* _EXERCISE DESCRIPTION_:
In the material below, find all lines with the string "dass" and copy them.
╭─ ENTRIES PROVIDED
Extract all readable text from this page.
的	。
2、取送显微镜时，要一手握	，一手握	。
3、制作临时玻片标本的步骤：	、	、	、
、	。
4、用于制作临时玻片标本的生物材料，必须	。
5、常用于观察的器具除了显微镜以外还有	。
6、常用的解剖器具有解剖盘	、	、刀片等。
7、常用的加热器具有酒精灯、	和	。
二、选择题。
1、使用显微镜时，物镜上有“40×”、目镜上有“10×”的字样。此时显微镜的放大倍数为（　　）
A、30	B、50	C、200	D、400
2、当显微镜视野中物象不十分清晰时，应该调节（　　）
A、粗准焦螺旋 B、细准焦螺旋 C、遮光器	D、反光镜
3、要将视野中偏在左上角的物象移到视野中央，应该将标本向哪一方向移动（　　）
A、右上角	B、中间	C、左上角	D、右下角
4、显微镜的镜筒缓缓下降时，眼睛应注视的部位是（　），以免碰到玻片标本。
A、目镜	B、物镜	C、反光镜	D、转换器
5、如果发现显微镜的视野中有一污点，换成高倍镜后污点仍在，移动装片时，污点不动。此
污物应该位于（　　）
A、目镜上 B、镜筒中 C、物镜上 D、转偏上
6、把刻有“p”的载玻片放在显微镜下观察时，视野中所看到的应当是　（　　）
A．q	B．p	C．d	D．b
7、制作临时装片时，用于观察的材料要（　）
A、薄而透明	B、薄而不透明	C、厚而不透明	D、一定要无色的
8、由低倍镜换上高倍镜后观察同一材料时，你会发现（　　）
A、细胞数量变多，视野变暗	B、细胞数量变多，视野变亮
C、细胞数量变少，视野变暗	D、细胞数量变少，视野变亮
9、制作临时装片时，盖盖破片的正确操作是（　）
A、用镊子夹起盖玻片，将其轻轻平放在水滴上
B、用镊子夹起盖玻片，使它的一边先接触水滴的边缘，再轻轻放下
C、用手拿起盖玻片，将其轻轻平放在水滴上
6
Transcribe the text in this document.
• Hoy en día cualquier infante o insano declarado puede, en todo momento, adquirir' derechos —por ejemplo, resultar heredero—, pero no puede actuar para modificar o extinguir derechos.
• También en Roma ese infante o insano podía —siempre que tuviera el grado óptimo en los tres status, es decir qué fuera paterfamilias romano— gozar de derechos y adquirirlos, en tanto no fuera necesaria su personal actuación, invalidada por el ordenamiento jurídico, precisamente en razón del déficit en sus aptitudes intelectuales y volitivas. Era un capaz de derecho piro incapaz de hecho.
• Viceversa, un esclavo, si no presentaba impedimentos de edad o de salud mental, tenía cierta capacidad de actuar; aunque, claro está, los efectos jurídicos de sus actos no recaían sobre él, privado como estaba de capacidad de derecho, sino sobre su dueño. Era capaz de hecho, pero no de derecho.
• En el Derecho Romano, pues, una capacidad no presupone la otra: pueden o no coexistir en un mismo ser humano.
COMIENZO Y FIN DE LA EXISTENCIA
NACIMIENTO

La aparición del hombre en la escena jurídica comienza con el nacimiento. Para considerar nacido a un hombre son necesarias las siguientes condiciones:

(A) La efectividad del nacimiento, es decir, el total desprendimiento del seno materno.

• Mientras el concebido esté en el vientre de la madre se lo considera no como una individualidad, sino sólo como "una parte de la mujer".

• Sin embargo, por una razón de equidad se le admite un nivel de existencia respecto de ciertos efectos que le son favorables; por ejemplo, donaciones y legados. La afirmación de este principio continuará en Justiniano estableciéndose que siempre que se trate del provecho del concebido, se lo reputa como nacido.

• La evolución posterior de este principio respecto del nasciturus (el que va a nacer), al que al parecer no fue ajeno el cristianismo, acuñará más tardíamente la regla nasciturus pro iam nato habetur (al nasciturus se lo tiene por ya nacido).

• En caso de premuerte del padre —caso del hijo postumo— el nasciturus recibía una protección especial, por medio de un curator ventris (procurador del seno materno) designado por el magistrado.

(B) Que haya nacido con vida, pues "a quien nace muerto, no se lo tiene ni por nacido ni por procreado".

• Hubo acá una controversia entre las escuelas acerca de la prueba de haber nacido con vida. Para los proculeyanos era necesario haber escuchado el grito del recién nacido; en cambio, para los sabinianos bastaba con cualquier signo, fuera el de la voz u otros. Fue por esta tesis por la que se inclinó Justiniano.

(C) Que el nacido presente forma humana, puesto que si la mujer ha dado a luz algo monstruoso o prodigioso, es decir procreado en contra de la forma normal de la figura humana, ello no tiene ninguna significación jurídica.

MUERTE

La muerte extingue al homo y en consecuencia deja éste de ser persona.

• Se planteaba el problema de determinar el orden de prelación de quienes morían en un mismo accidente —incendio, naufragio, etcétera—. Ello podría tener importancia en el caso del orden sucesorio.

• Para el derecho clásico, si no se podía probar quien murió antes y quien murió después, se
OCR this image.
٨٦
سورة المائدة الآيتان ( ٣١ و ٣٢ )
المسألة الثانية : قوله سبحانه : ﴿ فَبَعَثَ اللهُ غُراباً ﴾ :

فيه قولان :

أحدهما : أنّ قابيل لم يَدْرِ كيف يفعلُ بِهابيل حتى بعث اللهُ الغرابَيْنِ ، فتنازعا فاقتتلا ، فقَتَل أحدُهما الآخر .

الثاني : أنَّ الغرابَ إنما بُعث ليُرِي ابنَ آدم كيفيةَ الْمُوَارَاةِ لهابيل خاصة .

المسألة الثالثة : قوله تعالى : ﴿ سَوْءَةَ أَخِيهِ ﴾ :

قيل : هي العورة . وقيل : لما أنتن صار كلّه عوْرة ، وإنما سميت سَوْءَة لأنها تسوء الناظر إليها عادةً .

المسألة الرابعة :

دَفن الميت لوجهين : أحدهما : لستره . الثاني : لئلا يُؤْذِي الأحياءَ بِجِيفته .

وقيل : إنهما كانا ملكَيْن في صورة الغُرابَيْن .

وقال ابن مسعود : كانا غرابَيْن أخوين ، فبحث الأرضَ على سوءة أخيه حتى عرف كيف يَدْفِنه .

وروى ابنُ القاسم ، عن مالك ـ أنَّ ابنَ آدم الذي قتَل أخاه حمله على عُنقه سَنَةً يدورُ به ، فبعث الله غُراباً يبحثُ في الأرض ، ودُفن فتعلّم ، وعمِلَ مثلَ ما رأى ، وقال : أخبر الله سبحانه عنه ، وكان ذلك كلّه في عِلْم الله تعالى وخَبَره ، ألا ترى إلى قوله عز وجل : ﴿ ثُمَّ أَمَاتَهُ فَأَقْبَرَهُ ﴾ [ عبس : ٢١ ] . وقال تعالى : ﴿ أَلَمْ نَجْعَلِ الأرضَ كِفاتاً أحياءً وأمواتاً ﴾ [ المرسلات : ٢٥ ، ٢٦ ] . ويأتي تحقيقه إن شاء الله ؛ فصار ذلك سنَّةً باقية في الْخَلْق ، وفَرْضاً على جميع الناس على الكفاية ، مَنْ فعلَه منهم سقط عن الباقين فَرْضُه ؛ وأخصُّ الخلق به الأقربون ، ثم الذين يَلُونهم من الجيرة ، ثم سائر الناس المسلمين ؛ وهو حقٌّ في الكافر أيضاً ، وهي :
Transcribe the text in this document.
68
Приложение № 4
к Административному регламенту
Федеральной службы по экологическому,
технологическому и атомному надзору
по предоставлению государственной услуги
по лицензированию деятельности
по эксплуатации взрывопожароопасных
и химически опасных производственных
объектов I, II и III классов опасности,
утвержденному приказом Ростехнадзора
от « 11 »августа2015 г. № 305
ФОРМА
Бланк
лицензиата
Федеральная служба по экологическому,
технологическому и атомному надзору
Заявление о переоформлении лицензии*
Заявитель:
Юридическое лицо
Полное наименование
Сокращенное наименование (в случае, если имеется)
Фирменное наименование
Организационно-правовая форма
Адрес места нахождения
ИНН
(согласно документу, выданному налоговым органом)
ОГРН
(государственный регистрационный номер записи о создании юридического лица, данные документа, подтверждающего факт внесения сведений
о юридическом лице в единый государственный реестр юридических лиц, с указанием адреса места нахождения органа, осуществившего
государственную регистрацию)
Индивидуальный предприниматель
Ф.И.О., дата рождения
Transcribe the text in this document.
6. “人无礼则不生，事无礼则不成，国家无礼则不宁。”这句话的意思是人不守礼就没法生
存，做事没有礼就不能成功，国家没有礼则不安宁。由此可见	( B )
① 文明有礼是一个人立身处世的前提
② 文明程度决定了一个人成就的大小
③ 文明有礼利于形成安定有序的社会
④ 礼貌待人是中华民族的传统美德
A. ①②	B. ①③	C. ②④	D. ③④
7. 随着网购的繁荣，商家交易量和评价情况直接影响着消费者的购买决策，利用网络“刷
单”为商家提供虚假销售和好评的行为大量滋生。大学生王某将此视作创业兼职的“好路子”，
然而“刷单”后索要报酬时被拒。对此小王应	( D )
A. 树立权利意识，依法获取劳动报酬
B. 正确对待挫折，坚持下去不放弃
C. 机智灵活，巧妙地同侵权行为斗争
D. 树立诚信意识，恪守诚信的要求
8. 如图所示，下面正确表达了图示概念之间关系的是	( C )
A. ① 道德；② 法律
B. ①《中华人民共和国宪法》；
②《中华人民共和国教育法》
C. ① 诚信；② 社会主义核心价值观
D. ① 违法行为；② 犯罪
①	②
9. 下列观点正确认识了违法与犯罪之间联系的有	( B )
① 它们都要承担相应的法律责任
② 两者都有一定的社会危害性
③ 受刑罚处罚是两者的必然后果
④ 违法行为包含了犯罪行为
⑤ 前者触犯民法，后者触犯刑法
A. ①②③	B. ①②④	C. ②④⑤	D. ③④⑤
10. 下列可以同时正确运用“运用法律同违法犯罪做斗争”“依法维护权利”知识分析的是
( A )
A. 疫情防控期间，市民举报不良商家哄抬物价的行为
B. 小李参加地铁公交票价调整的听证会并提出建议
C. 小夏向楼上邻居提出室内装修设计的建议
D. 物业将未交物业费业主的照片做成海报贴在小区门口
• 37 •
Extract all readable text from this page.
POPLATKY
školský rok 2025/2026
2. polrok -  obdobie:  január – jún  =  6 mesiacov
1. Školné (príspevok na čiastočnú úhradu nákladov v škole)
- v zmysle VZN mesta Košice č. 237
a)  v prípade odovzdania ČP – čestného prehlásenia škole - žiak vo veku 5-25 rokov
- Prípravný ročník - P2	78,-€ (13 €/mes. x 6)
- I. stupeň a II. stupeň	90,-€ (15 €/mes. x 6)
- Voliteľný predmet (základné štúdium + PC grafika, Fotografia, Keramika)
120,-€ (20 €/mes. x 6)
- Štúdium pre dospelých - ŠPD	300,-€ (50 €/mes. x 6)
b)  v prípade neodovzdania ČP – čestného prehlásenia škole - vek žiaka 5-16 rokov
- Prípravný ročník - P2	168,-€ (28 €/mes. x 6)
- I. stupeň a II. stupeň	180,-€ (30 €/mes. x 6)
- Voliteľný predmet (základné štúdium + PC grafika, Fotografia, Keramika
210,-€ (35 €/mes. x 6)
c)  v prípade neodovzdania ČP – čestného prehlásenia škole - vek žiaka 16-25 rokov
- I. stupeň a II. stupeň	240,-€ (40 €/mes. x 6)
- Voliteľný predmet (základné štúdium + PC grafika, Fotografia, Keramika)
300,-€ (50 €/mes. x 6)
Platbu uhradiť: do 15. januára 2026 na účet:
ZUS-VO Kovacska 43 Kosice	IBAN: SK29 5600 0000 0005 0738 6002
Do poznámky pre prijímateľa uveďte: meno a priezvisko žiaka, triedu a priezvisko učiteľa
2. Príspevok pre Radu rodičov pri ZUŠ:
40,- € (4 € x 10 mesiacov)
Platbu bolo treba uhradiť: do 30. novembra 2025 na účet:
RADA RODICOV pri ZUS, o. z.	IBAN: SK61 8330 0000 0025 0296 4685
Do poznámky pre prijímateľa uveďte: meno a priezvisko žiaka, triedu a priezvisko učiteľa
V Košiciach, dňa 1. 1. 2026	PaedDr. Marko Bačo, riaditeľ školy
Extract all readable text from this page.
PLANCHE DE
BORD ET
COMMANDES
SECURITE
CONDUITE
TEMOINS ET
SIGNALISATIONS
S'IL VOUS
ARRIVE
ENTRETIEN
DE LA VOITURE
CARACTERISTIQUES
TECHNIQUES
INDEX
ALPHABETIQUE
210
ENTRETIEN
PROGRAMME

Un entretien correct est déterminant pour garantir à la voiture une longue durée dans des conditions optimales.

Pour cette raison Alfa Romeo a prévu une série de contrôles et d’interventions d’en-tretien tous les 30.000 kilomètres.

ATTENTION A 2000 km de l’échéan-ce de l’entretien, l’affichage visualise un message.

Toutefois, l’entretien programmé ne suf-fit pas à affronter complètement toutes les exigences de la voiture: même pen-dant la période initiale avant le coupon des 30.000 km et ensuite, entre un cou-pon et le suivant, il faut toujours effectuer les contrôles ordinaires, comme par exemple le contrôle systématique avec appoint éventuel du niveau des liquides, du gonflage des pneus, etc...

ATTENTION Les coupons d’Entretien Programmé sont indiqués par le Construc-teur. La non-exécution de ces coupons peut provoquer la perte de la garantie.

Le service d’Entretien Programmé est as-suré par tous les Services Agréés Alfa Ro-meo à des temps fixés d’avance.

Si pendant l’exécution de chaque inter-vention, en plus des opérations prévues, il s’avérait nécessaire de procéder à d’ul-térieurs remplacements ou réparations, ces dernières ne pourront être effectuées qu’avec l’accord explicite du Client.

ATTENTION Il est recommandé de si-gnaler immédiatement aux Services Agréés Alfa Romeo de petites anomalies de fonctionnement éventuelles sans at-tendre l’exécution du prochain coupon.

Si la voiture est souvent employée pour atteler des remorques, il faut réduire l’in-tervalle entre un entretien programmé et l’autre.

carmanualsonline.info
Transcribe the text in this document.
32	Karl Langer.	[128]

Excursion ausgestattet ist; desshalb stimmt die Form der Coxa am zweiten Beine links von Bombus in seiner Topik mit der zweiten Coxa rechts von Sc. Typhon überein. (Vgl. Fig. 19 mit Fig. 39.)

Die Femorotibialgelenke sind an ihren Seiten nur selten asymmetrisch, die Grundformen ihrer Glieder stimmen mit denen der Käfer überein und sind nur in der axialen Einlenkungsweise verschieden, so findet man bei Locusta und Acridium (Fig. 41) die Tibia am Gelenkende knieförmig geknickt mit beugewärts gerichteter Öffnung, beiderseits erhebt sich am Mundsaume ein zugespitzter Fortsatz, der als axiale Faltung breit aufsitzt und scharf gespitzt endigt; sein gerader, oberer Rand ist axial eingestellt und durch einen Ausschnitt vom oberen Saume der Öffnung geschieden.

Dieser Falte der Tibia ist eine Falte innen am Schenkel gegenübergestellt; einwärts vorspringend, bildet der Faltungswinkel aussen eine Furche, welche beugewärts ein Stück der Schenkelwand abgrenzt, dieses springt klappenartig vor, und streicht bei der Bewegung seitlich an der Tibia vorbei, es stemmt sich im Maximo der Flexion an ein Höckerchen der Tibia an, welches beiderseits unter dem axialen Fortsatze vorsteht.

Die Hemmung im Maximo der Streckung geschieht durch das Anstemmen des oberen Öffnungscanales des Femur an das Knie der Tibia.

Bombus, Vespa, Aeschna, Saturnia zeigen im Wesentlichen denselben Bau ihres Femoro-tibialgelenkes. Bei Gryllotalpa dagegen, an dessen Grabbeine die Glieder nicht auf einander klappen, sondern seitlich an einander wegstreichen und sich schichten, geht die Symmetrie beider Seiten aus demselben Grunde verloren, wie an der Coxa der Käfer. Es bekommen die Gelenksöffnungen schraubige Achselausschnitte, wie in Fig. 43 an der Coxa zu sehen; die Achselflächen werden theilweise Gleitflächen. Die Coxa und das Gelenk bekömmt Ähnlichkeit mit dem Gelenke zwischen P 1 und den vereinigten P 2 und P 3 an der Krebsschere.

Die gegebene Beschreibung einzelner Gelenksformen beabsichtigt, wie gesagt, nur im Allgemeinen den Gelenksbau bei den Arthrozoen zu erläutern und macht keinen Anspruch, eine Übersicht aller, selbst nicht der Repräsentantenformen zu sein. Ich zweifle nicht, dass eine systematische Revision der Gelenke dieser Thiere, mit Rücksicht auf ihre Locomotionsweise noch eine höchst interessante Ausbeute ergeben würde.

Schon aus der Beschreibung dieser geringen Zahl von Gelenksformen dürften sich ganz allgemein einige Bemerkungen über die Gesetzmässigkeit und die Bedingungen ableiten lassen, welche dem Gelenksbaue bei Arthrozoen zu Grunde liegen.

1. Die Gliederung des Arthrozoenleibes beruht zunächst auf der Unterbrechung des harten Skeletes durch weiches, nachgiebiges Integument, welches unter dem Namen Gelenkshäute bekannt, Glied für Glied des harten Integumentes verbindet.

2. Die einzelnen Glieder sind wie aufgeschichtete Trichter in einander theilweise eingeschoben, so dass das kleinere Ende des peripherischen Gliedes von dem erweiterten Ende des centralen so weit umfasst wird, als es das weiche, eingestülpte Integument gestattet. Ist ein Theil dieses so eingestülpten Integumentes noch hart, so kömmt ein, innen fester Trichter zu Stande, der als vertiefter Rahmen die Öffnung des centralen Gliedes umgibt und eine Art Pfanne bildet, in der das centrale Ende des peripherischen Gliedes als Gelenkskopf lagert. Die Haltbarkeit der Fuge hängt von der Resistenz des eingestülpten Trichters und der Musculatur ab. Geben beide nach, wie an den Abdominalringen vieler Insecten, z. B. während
╰─
* _ANSWER FOR THIS EXERCISE_:
Die gegebene Beschreibung einzelner Gelenksformen beabsichtigt, wie gesagt, nur im Allgemeinen den Gelenksbau bei den Arthrozoen zu erläutern und macht keinen Anspruch, eine Übersicht aller, selbst nicht der Repräsentantenformen zu sein. Ich zweifle nicht, dass eine systematische Revision der Gelenke dieser Thiere, mit Rücksicht auf ihre Locomotionsweise noch eine höchst interessante Ausbeute ergeben würde.
2. Die einzelnen Glieder sind wie aufgeschichtete Trichter in einander theilweise eingeschoben, so dass das kleinere Ende des peripherischen Gliedes von dem erweiterten Ende des centralen so weit umfasst wird, als es das weiche, eingestülpte Integument gestattet. Ist ein Theil dieses so eingestülpten Integumentes noch hart, so kömmt ein, innen fester Trichter zu Stande, der als vertiefter Rahmen die Öffnung des centralen Gliedes umgibt und eine Art Pfanne bildet, in der das centrale Ende des peripherischen Gliedes als Gelenkskopf lagert. Die Haltbarkeit der Fuge hängt von der Resistenz des eingestülpten Trichters und der Musculatur ab. Geben beide nach, wie an den Abdominalringen vieler Insecten, z. B. während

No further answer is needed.